Copy out all lines carrying the word "Optical".

begin SUPPLIED RECORDS

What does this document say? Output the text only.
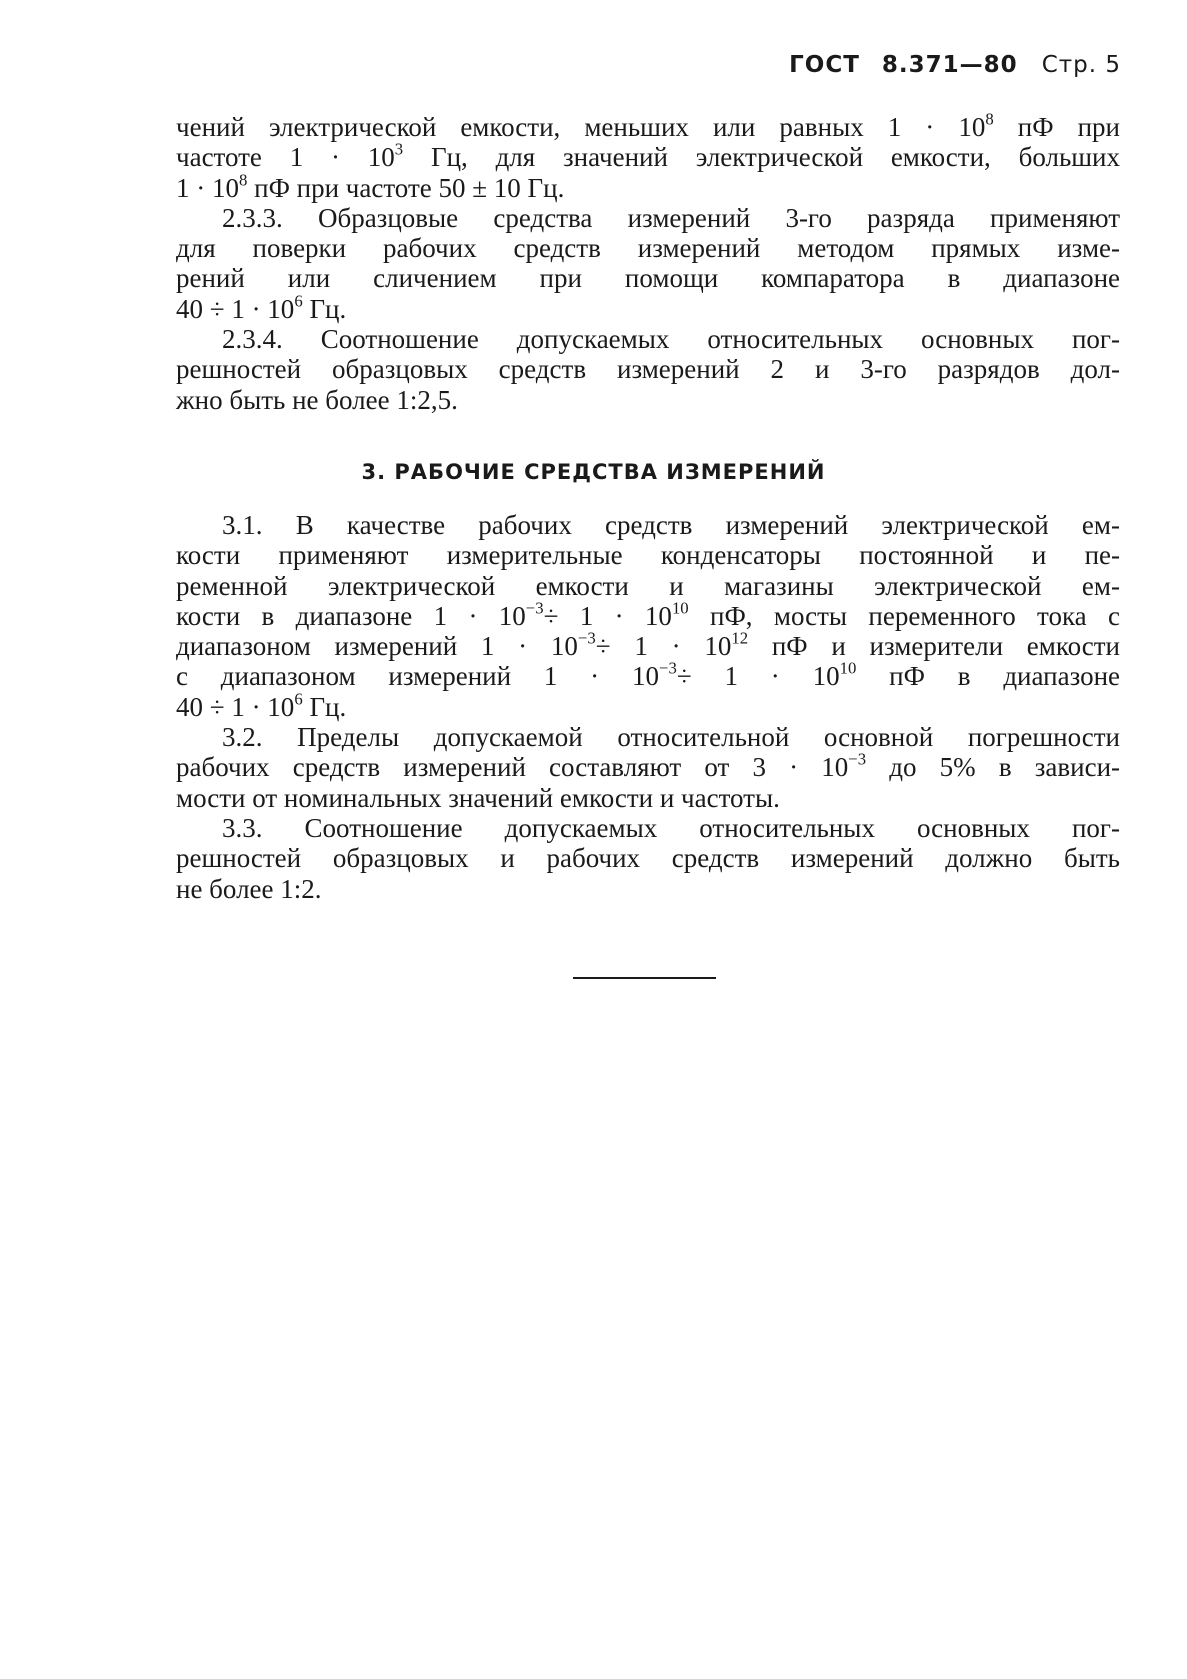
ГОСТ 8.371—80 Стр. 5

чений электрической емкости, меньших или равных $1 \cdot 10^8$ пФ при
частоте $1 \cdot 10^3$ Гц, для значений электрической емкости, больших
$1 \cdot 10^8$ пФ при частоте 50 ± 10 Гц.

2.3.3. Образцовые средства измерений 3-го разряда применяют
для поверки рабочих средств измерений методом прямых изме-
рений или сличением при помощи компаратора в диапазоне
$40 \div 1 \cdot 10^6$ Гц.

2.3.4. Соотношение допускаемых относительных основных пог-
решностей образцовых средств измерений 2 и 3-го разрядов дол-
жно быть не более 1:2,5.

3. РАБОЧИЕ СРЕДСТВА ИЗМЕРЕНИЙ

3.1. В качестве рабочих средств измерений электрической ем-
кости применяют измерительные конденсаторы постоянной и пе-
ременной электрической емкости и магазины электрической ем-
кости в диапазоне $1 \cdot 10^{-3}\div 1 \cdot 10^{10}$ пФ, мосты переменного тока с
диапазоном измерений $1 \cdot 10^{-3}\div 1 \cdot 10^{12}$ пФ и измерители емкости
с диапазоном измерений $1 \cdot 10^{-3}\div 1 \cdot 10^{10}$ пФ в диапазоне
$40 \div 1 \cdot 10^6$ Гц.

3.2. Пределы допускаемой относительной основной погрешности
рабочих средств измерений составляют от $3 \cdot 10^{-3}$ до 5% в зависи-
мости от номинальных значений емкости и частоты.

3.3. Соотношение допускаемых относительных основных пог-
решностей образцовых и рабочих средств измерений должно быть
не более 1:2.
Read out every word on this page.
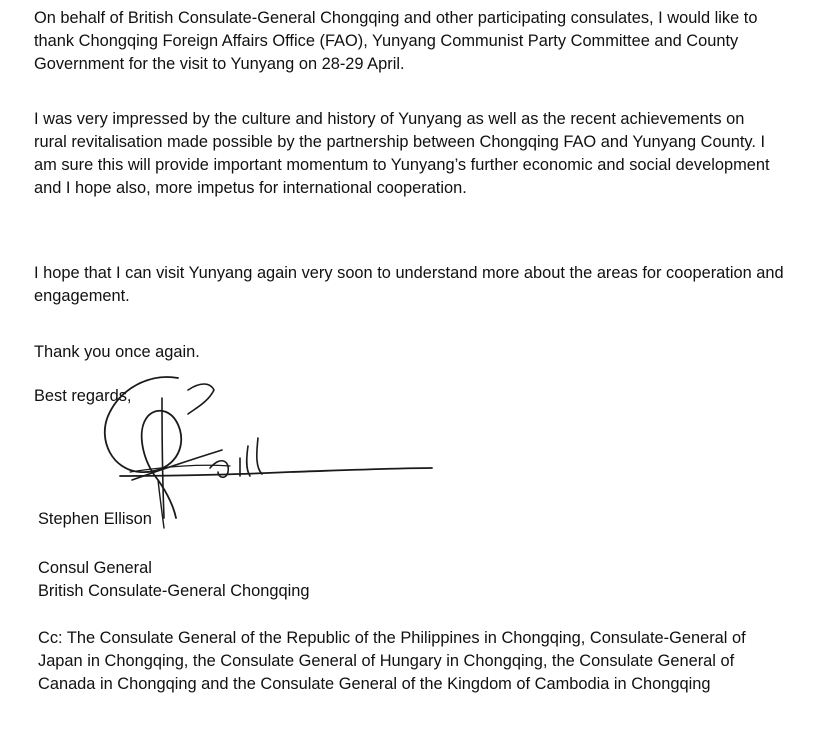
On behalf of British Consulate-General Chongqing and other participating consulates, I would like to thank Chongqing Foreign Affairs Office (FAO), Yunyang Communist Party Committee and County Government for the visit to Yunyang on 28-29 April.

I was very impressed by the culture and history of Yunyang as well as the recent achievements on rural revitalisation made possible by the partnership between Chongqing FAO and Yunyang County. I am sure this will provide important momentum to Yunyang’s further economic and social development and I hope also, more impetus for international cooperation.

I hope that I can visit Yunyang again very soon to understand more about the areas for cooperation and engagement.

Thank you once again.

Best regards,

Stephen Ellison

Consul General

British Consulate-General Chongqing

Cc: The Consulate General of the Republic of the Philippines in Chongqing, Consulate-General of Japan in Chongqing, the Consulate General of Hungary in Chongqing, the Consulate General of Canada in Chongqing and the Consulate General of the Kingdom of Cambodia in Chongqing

end SUPPLIED RECORDS
begin SUPPLIED RECORDS

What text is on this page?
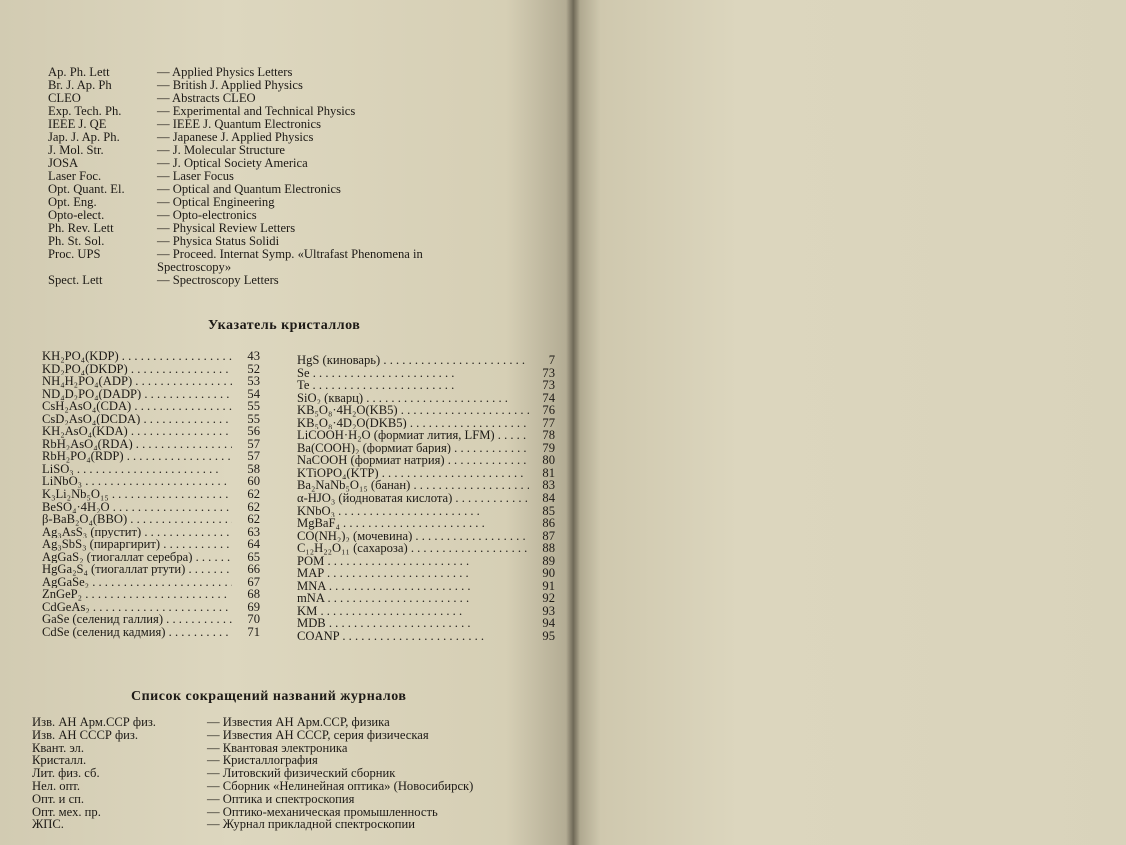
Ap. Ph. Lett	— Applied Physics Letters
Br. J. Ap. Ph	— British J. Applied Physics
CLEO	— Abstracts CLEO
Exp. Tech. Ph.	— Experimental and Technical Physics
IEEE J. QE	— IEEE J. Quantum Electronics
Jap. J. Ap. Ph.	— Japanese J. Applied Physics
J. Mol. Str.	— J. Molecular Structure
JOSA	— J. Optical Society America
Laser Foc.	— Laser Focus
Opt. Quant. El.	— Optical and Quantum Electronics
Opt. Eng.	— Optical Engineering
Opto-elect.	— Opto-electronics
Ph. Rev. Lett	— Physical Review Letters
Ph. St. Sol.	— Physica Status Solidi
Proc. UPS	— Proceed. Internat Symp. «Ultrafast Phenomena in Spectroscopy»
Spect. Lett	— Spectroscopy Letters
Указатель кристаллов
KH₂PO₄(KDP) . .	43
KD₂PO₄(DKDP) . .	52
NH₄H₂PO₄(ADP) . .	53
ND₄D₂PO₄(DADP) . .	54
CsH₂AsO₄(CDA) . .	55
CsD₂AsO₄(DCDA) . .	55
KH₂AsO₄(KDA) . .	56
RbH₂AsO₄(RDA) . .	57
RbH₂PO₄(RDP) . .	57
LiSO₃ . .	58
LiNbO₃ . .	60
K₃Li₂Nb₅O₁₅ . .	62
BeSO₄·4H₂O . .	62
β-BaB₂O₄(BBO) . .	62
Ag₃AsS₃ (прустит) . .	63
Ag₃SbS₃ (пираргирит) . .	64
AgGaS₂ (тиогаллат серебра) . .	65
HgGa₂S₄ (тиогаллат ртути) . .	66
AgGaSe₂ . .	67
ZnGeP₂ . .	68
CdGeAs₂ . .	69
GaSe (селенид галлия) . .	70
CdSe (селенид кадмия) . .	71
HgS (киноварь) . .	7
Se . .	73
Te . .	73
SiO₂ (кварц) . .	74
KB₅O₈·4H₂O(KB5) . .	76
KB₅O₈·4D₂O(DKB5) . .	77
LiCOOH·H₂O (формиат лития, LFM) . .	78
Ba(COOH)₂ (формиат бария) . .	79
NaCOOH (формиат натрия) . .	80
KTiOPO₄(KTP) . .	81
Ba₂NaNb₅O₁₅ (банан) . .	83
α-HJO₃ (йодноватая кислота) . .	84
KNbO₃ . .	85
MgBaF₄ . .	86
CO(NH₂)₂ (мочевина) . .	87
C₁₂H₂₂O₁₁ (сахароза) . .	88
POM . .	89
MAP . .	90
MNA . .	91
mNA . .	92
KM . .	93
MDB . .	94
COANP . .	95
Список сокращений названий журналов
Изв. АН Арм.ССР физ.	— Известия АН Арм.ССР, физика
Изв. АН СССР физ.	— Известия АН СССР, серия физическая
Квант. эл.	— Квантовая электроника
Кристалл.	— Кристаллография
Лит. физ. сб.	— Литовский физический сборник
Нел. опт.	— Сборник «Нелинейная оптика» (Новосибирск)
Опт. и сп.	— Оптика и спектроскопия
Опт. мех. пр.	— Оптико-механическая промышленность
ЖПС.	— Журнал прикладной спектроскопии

end SUPPLIED RECORDS

■ RESPONSE TO THIS TASK ■
JOSA	— J. Optical Society America
Opt. Quant. El.	— Optical and Quantum Electronics
Opt. Eng.	— Optical Engineering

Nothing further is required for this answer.